## Start Supplied entries

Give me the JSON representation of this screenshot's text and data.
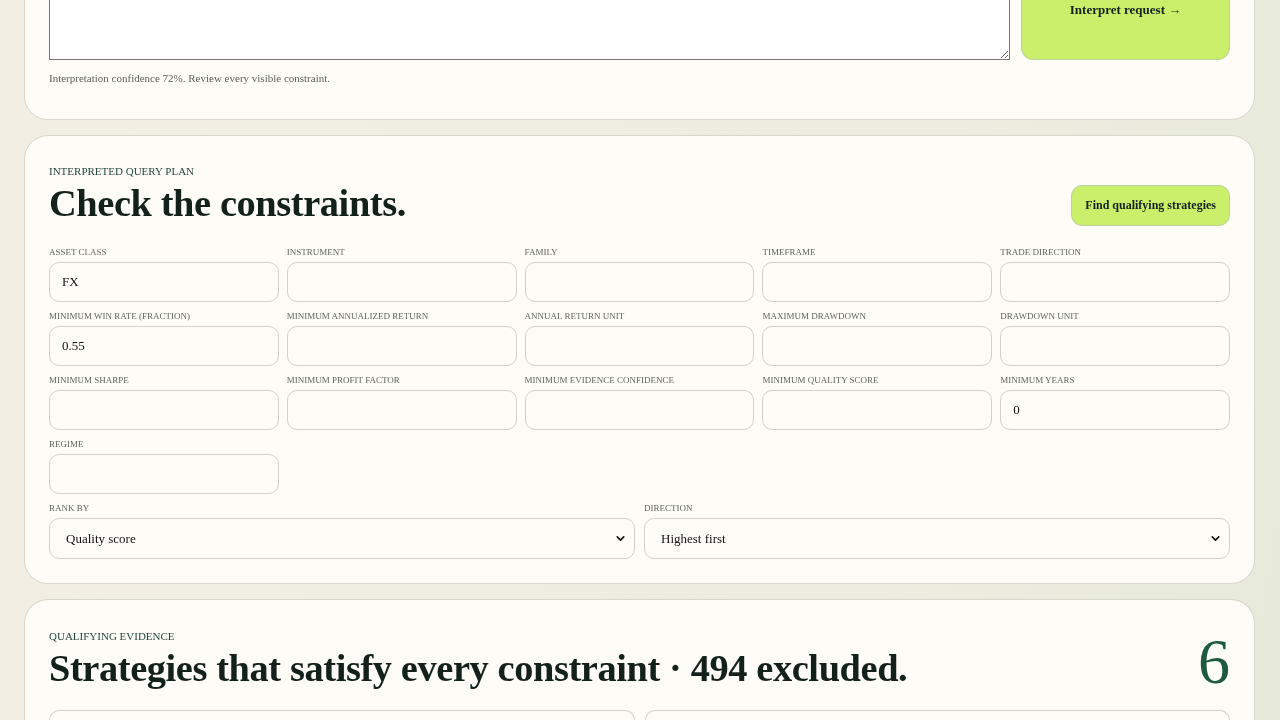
{
  "request_panel": {
    "submit_button": "Interpret request →",
    "confidence_note": "Interpretation confidence 72%. Review every visible constraint."
  },
  "query_plan": {
    "eyebrow": "INTERPRETED QUERY PLAN",
    "title": "Check the constraints.",
    "action_button": "Find qualifying strategies",
    "fields": [
      {
        "label": "ASSET CLASS",
        "value": "FX"
      },
      {
        "label": "INSTRUMENT"
      },
      {
        "label": "FAMILY"
      },
      {
        "label": "TIMEFRAME"
      },
      {
        "label": "TRADE DIRECTION"
      },
      {
        "label": "MINIMUM WIN RATE (FRACTION)",
        "value": "0.55"
      },
      {
        "label": "MINIMUM ANNUALIZED RETURN"
      },
      {
        "label": "ANNUAL RETURN UNIT"
      },
      {
        "label": "MAXIMUM DRAWDOWN"
      },
      {
        "label": "DRAWDOWN UNIT"
      },
      {
        "label": "MINIMUM SHARPE"
      },
      {
        "label": "MINIMUM PROFIT FACTOR"
      },
      {
        "label": "MINIMUM EVIDENCE CONFIDENCE"
      },
      {
        "label": "MINIMUM QUALITY SCORE"
      },
      {
        "label": "MINIMUM YEARS",
        "value": "0"
      },
      {
        "label": "REGIME"
      }
    ],
    "ranking": [
      {
        "label": "RANK BY",
        "value": "Quality score"
      },
      {
        "label": "DIRECTION",
        "value": "Highest first"
      }
    ]
  },
  "results": {
    "eyebrow": "QUALIFYING EVIDENCE",
    "title": "Strategies that satisfy every constraint · 494 excluded.",
    "count": "6",
    "cards": [
      {
        "kind": "strategy"
      },
      {
        "kind": "strategy"
      }
    ]
  }
}
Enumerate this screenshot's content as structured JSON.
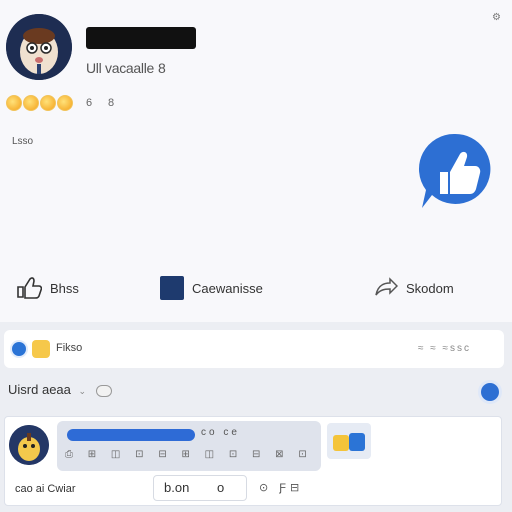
{
  "profile": {
    "subline": "Ull vacaalle",
    "subline_num": "8",
    "reaction_count": "6",
    "reaction_count2": "8",
    "caption": "Lsso"
  },
  "actions": {
    "like_label": "Bhss",
    "comment_label": "Caewanisse",
    "share_label": "Skodom"
  },
  "row1": {
    "label": "Fikso",
    "meta": "≈ ≈ ≈ssc"
  },
  "row2": {
    "label": "Uisrd",
    "label2": "aeaa",
    "small": "⌄"
  },
  "composer": {
    "bar_meta": "co ce",
    "icons": "⎙ ⊞ ◫ ⊡ ⊟ ⊞ ◫ ⊡ ⊟ ⊠ ⊡"
  },
  "card": {
    "row_label": "cao ai",
    "row_label2": "Cwiar",
    "button_label": "b.on",
    "button_dot": "o",
    "icons": "⊙ Ƒ⊟"
  },
  "colors": {
    "brand_blue": "#2d6fd3",
    "dark_navy": "#1e3a6e",
    "reaction_yellow": "#f4a11a"
  }
}
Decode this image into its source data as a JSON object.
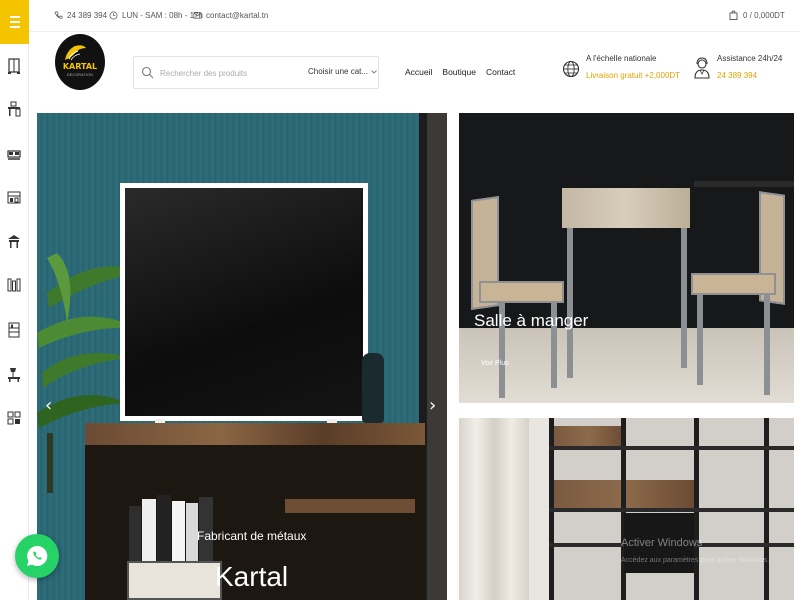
{
  "topbar": {
    "phone": "24 389 394",
    "hours": "LUN - SAM : 08h - 17h",
    "email": "contact@kartal.tn",
    "cart": "0 / 0,000DT"
  },
  "logo": {
    "brand": "KARTAL",
    "tagline": "DECORATION"
  },
  "search": {
    "placeholder": "Rechercher des produits",
    "category": "Choisir une cat..."
  },
  "nav": [
    "Accueil",
    "Boutique",
    "Contact"
  ],
  "info": {
    "delivery_title": "A l'échelle nationale",
    "delivery_sub": "Livraison gratuit +2,000DT",
    "support_title": "Assistance 24h/24",
    "support_phone": "24 389 394"
  },
  "hero": {
    "subtitle": "Fabricant de métaux",
    "title": "Kartal",
    "prev_arrow": "‹",
    "next_arrow": "›"
  },
  "card_dining": {
    "title": "Salle à manger",
    "link": "Voir Plus"
  },
  "card_living": {
    "faded_title": "Activer Windows",
    "faded_sub": "Accédez aux paramètres pour activer Windows."
  },
  "colors": {
    "accent": "#f5c400",
    "price": "#e3a200",
    "whatsapp": "#25d366"
  },
  "rail_icons": [
    "menu-icon",
    "bedroom-icon",
    "office-icon",
    "bed-icon",
    "kitchen-icon",
    "dining-icon",
    "furniture-icon",
    "storage-icon",
    "living-icon",
    "kids-icon"
  ]
}
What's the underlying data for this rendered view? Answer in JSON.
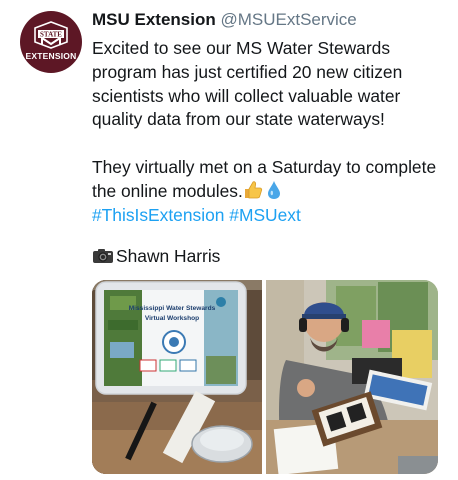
{
  "tweet": {
    "display_name": "MSU Extension",
    "handle": "@MSUExtService",
    "avatar_text": "EXTENSION",
    "avatar_crest_text": "STATE",
    "body_line1": "Excited to see our MS Water Stewards program has just certified 20 new citizen scientists who will collect valuable water quality data from our state waterways!",
    "body_line2": "They virtually met on a Saturday to complete the online modules.",
    "hashtag1": "#ThisIsExtension",
    "hashtag2": "#MSUext",
    "photo_credit": "Shawn Harris",
    "emoji": [
      "thumbs-up-icon",
      "droplet-icon",
      "camera-icon"
    ]
  },
  "tablet_screen": {
    "title_line1": "Mississippi Water Stewards",
    "title_line2": "Virtual Workshop"
  },
  "colors": {
    "brand_maroon": "#5d1725",
    "hashtag_blue": "#1da1f2",
    "handle_gray": "#657786"
  }
}
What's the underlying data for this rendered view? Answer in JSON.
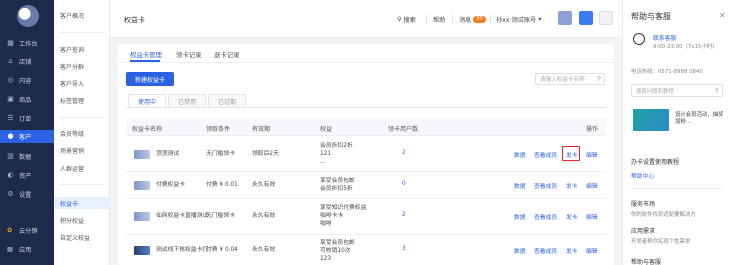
{
  "nav": {
    "items": [
      {
        "label": "工作台",
        "icon": "dashboard-icon"
      },
      {
        "label": "店铺",
        "icon": "store-icon"
      },
      {
        "label": "内容",
        "icon": "content-icon"
      },
      {
        "label": "商品",
        "icon": "product-icon"
      },
      {
        "label": "订单",
        "icon": "order-icon"
      },
      {
        "label": "客户",
        "icon": "customer-icon"
      },
      {
        "label": "数据",
        "icon": "data-icon"
      },
      {
        "label": "资产",
        "icon": "asset-icon"
      },
      {
        "label": "设置",
        "icon": "settings-icon"
      }
    ],
    "bottom": [
      {
        "label": "云分销",
        "icon": "cloud-icon"
      },
      {
        "label": "应用",
        "icon": "apps-icon"
      }
    ]
  },
  "subnav": {
    "items": [
      "客户概况",
      "客户查询",
      "客户分群",
      "客户导入",
      "标签管理",
      "会员等级",
      "场景营销",
      "人群运营",
      "权益卡",
      "积分权益",
      "自定义权益"
    ]
  },
  "topbar": {
    "title": "权益卡",
    "search": "搜索",
    "help": "帮助",
    "messages": "消息",
    "message_count": "99",
    "account": "孙xx·测试账号"
  },
  "main": {
    "tabs": [
      "权益卡管理",
      "领卡记录",
      "退卡记录"
    ],
    "new_button": "新建权益卡",
    "search_placeholder": "请输入权益卡名称",
    "status_tabs": [
      "使用中",
      "已禁用",
      "已过期"
    ],
    "columns": [
      "权益卡名称",
      "领取条件",
      "有效期",
      "权益",
      "领卡用户数",
      "操作"
    ],
    "rows": [
      {
        "name": "顶顶测试",
        "condition": "无门槛领卡",
        "validity": "领取后2天",
        "benefits": "会员折扣2折\n121\n...",
        "users": "2",
        "actions": [
          "数据",
          "查看成员",
          "发卡",
          "编辑"
        ]
      },
      {
        "name": "付费权益卡",
        "condition": "付费 ¥ 0.01",
        "validity": "永久有效",
        "benefits": "享受会员包邮\n会员折扣5折",
        "users": "0",
        "actions": [
          "数据",
          "查看成员",
          "发卡",
          "编辑"
        ]
      },
      {
        "name": "仙网权益卡直播测试",
        "condition": "无门槛领卡",
        "validity": "永久有效",
        "benefits": "享受知识付费权益\n咖啡卡卡\n咖啡",
        "users": "2",
        "actions": [
          "数据",
          "查看成员",
          "发卡",
          "编辑"
        ]
      },
      {
        "name": "测试线下核权益卡打",
        "condition": "付费 ¥ 0.04",
        "validity": "永久有效",
        "benefits": "享受会员包邮\n可核销10次\n123",
        "users": "3",
        "actions": [
          "数据",
          "查看成员",
          "发卡",
          "编辑"
        ]
      }
    ]
  },
  "right_panel": {
    "title": "帮助与客服",
    "contact": "联系客服",
    "hours": "9:00-23:00（7x15小时）",
    "phone_label": "电话热线：",
    "phone": "0571-8988 0840",
    "search_placeholder": "搜索问题和教程",
    "banner_text": "设计会员活动，抽奖加粉...",
    "tutorial_title": "办卡设置使用教程",
    "help_center": "帮助中心",
    "service_market": "服务市场",
    "service_market_desc": "你的软件找到适配要解决方",
    "app_demand": "应用需求",
    "app_demand_desc": "开发者帮你实现个性需求",
    "more": "帮助与客服"
  },
  "colors": {
    "nav_bg": "#1e2a4a",
    "accent": "#2b62e3",
    "highlight": "#e22222"
  }
}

## End Supplied entries

Task description = Copy all lines above containing the string "every".

Answer for this exercise =
    "confidence_note": "Interpretation confidence 72%. Review every visible constraint."
    "title": "Strategies that satisfy every constraint · 494 excluded.",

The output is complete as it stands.